── EXERCISE MATERIAL ──

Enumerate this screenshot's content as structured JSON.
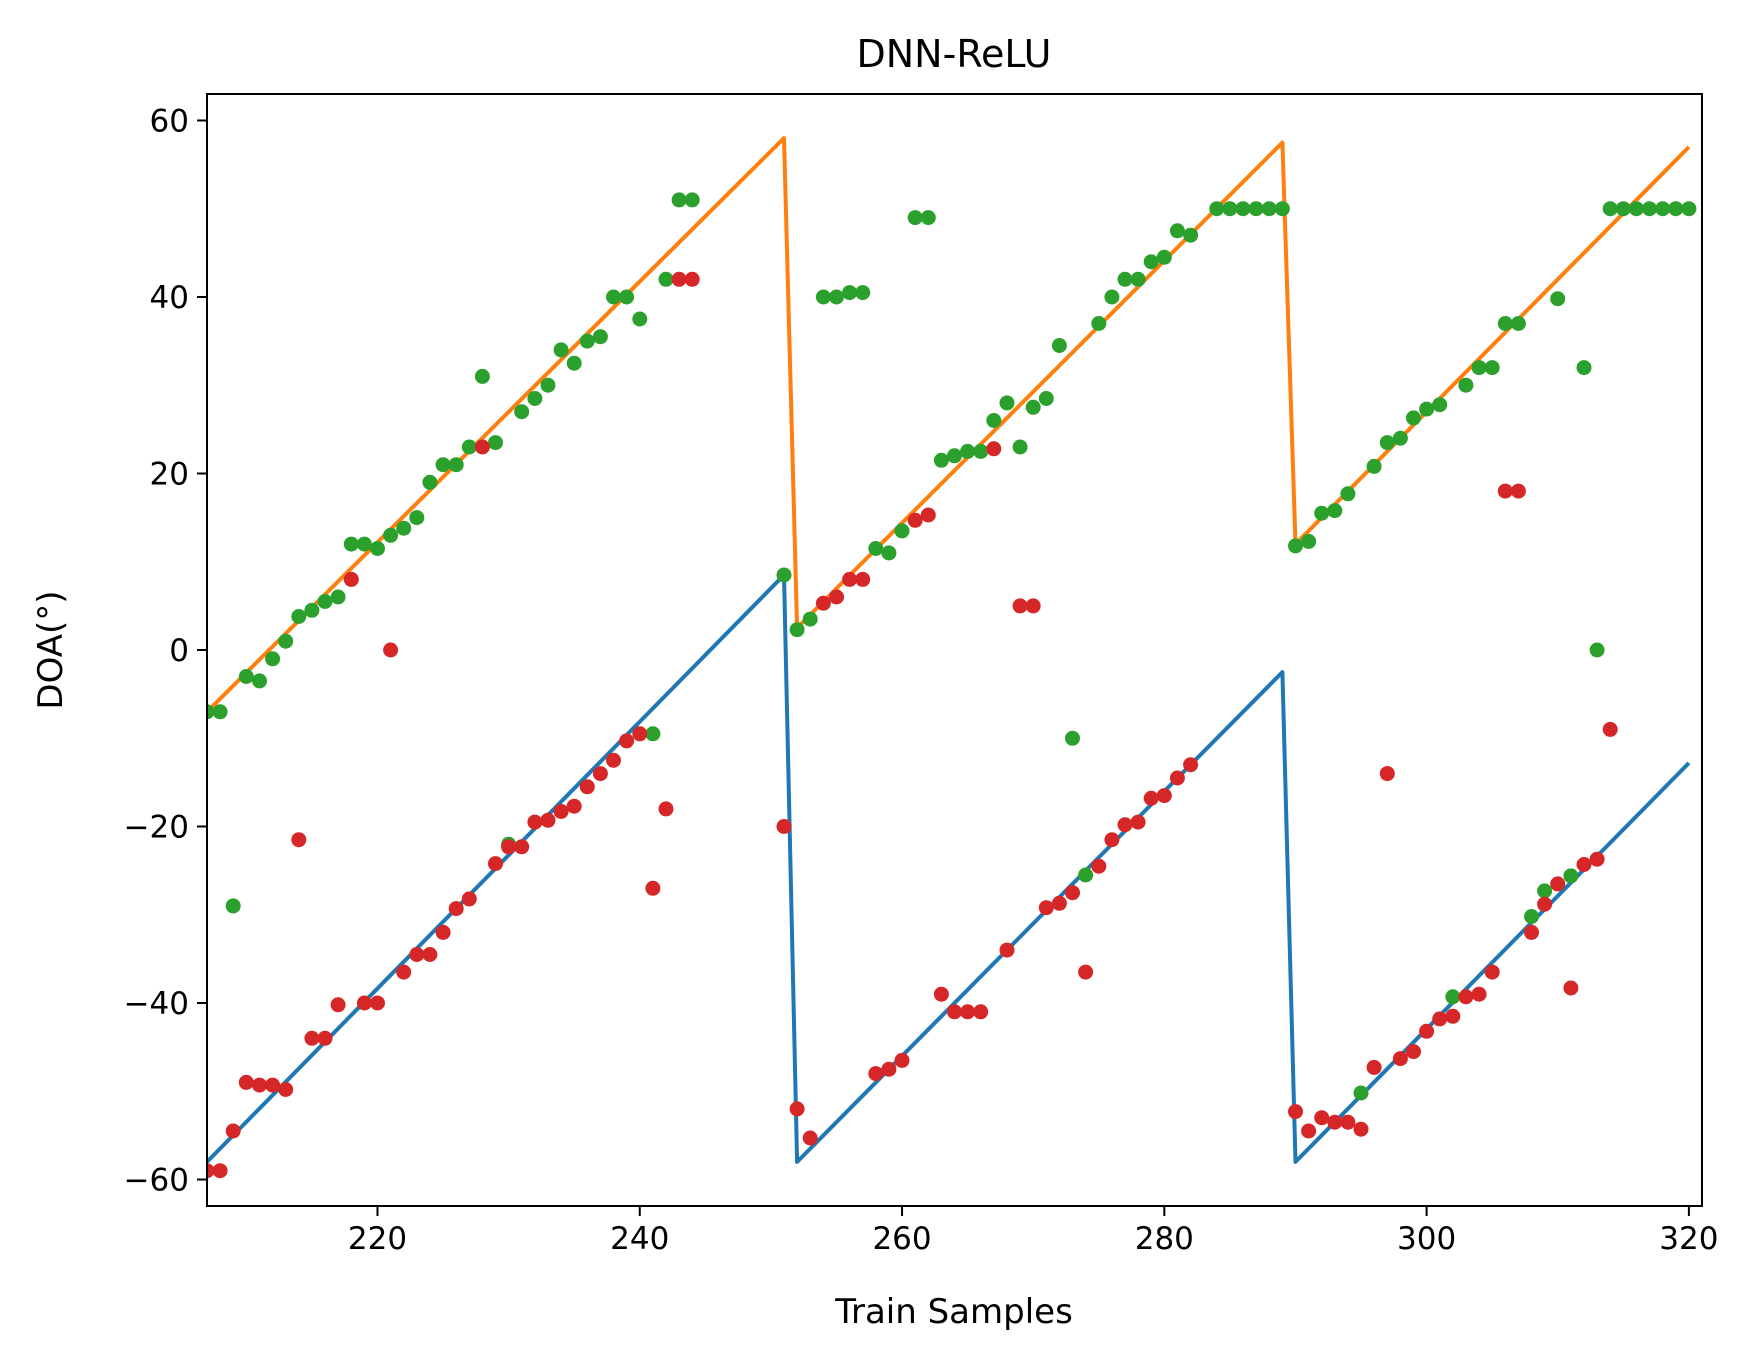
{
  "chart_data": {
    "type": "line",
    "title": "DNN-ReLU",
    "xlabel": "Train Samples",
    "ylabel": "DOA(°)",
    "xlim": [
      207,
      321
    ],
    "ylim": [
      -63,
      63
    ],
    "xticks": [
      220,
      240,
      260,
      280,
      300,
      320
    ],
    "yticks": [
      60,
      40,
      20,
      0,
      -20,
      -40,
      -60
    ],
    "xtick_labels": [
      "220",
      "240",
      "260",
      "280",
      "300",
      "320"
    ],
    "ytick_labels": [
      "60",
      "40",
      "20",
      "0",
      "−20",
      "−40",
      "−60"
    ],
    "grid": false,
    "legend": "none",
    "series": [
      {
        "kind": "line",
        "color": "#1f77b4",
        "points": [
          [
            207,
            -58
          ],
          [
            251,
            8.5
          ],
          [
            252,
            -58
          ],
          [
            289,
            -2.5
          ],
          [
            290,
            -58
          ],
          [
            320,
            -12.8
          ]
        ]
      },
      {
        "kind": "line",
        "color": "#ff7f0e",
        "points": [
          [
            207,
            -7
          ],
          [
            251,
            58
          ],
          [
            252,
            2.5
          ],
          [
            289,
            57.5
          ],
          [
            290,
            12
          ],
          [
            320,
            57
          ]
        ]
      },
      {
        "kind": "scatter",
        "color": "#2ca02c",
        "points": [
          [
            207,
            -7
          ],
          [
            208,
            -7
          ],
          [
            209,
            -29
          ],
          [
            210,
            -3
          ],
          [
            211,
            -3.5
          ],
          [
            212,
            -1
          ],
          [
            213,
            1
          ],
          [
            214,
            3.8
          ],
          [
            215,
            4.5
          ],
          [
            216,
            5.5
          ],
          [
            217,
            6
          ],
          [
            218,
            12
          ],
          [
            219,
            12
          ],
          [
            220,
            11.5
          ],
          [
            221,
            13
          ],
          [
            222,
            13.8
          ],
          [
            223,
            15
          ],
          [
            224,
            19
          ],
          [
            225,
            21
          ],
          [
            226,
            21
          ],
          [
            227,
            23
          ],
          [
            228,
            31
          ],
          [
            229,
            23.5
          ],
          [
            230,
            -22
          ],
          [
            231,
            27
          ],
          [
            232,
            28.5
          ],
          [
            233,
            30
          ],
          [
            234,
            34
          ],
          [
            235,
            32.5
          ],
          [
            236,
            35
          ],
          [
            237,
            35.5
          ],
          [
            238,
            40
          ],
          [
            239,
            40
          ],
          [
            240,
            37.5
          ],
          [
            241,
            -9.5
          ],
          [
            242,
            42
          ],
          [
            243,
            51
          ],
          [
            244,
            51
          ],
          [
            251,
            8.5
          ],
          [
            252,
            2.3
          ],
          [
            253,
            3.5
          ],
          [
            254,
            40
          ],
          [
            255,
            40
          ],
          [
            256,
            40.5
          ],
          [
            257,
            40.5
          ],
          [
            258,
            11.5
          ],
          [
            259,
            11
          ],
          [
            260,
            13.5
          ],
          [
            261,
            49
          ],
          [
            262,
            49
          ],
          [
            263,
            21.5
          ],
          [
            264,
            22
          ],
          [
            265,
            22.5
          ],
          [
            266,
            22.5
          ],
          [
            267,
            26
          ],
          [
            268,
            28
          ],
          [
            269,
            23
          ],
          [
            270,
            27.5
          ],
          [
            271,
            28.5
          ],
          [
            272,
            34.5
          ],
          [
            273,
            -10
          ],
          [
            274,
            -25.5
          ],
          [
            275,
            37
          ],
          [
            276,
            40
          ],
          [
            277,
            42
          ],
          [
            278,
            42
          ],
          [
            279,
            44
          ],
          [
            280,
            44.5
          ],
          [
            281,
            47.5
          ],
          [
            282,
            47
          ],
          [
            284,
            50
          ],
          [
            285,
            50
          ],
          [
            286,
            50
          ],
          [
            287,
            50
          ],
          [
            288,
            50
          ],
          [
            289,
            50
          ],
          [
            290,
            11.8
          ],
          [
            291,
            12.3
          ],
          [
            292,
            15.5
          ],
          [
            293,
            15.8
          ],
          [
            294,
            17.7
          ],
          [
            295,
            -50.2
          ],
          [
            296,
            20.8
          ],
          [
            297,
            23.5
          ],
          [
            298,
            24
          ],
          [
            299,
            26.3
          ],
          [
            300,
            27.3
          ],
          [
            301,
            27.8
          ],
          [
            302,
            -39.3
          ],
          [
            303,
            30
          ],
          [
            304,
            32
          ],
          [
            305,
            32
          ],
          [
            306,
            37
          ],
          [
            307,
            37
          ],
          [
            308,
            -30.2
          ],
          [
            309,
            -27.3
          ],
          [
            310,
            39.8
          ],
          [
            311,
            -25.6
          ],
          [
            312,
            32
          ],
          [
            313,
            0
          ],
          [
            314,
            50
          ],
          [
            315,
            50
          ],
          [
            316,
            50
          ],
          [
            317,
            50
          ],
          [
            318,
            50
          ],
          [
            319,
            50
          ],
          [
            320,
            50
          ]
        ]
      },
      {
        "kind": "scatter",
        "color": "#d62728",
        "points": [
          [
            207,
            -59
          ],
          [
            208,
            -59
          ],
          [
            209,
            -54.5
          ],
          [
            210,
            -49
          ],
          [
            211,
            -49.3
          ],
          [
            212,
            -49.3
          ],
          [
            213,
            -49.8
          ],
          [
            214,
            -21.5
          ],
          [
            215,
            -44
          ],
          [
            216,
            -44
          ],
          [
            217,
            -40.2
          ],
          [
            218,
            8
          ],
          [
            219,
            -40
          ],
          [
            220,
            -40
          ],
          [
            221,
            0
          ],
          [
            222,
            -36.5
          ],
          [
            223,
            -34.5
          ],
          [
            224,
            -34.5
          ],
          [
            225,
            -32
          ],
          [
            226,
            -29.3
          ],
          [
            227,
            -28.2
          ],
          [
            228,
            23
          ],
          [
            229,
            -24.2
          ],
          [
            230,
            -22.3
          ],
          [
            231,
            -22.3
          ],
          [
            232,
            -19.5
          ],
          [
            233,
            -19.3
          ],
          [
            234,
            -18.3
          ],
          [
            235,
            -17.7
          ],
          [
            236,
            -15.5
          ],
          [
            237,
            -14
          ],
          [
            238,
            -12.5
          ],
          [
            239,
            -10.3
          ],
          [
            240,
            -9.5
          ],
          [
            241,
            -27
          ],
          [
            242,
            -18
          ],
          [
            243,
            42
          ],
          [
            244,
            42
          ],
          [
            251,
            -20
          ],
          [
            252,
            -52
          ],
          [
            253,
            -55.3
          ],
          [
            254,
            5.3
          ],
          [
            255,
            6
          ],
          [
            256,
            8
          ],
          [
            257,
            8
          ],
          [
            258,
            -48
          ],
          [
            259,
            -47.5
          ],
          [
            260,
            -46.5
          ],
          [
            261,
            14.7
          ],
          [
            262,
            15.3
          ],
          [
            263,
            -39
          ],
          [
            264,
            -41
          ],
          [
            265,
            -41
          ],
          [
            266,
            -41
          ],
          [
            267,
            22.8
          ],
          [
            268,
            -34
          ],
          [
            269,
            5
          ],
          [
            270,
            5
          ],
          [
            271,
            -29.2
          ],
          [
            272,
            -28.7
          ],
          [
            273,
            -27.5
          ],
          [
            274,
            -36.5
          ],
          [
            275,
            -24.5
          ],
          [
            276,
            -21.5
          ],
          [
            277,
            -19.8
          ],
          [
            278,
            -19.5
          ],
          [
            279,
            -16.8
          ],
          [
            280,
            -16.5
          ],
          [
            281,
            -14.5
          ],
          [
            282,
            -13
          ],
          [
            290,
            -52.3
          ],
          [
            291,
            -54.5
          ],
          [
            292,
            -53
          ],
          [
            293,
            -53.5
          ],
          [
            294,
            -53.5
          ],
          [
            295,
            -54.3
          ],
          [
            296,
            -47.3
          ],
          [
            297,
            -14
          ],
          [
            298,
            -46.3
          ],
          [
            299,
            -45.5
          ],
          [
            300,
            -43.2
          ],
          [
            301,
            -41.8
          ],
          [
            302,
            -41.5
          ],
          [
            303,
            -39.3
          ],
          [
            304,
            -39
          ],
          [
            305,
            -36.5
          ],
          [
            306,
            18
          ],
          [
            307,
            18
          ],
          [
            308,
            -32
          ],
          [
            309,
            -28.8
          ],
          [
            310,
            -26.5
          ],
          [
            311,
            -38.3
          ],
          [
            312,
            -24.3
          ],
          [
            313,
            -23.7
          ],
          [
            314,
            -9
          ]
        ]
      }
    ]
  }
}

───

◆ WHAT THE TASK REQUIRES:
Consider the entries above and return each line with the string "color".

◆ RESULT:
        "color": "#1f77b4",
        "color": "#ff7f0e",
        "color": "#2ca02c",
        "color": "#d62728",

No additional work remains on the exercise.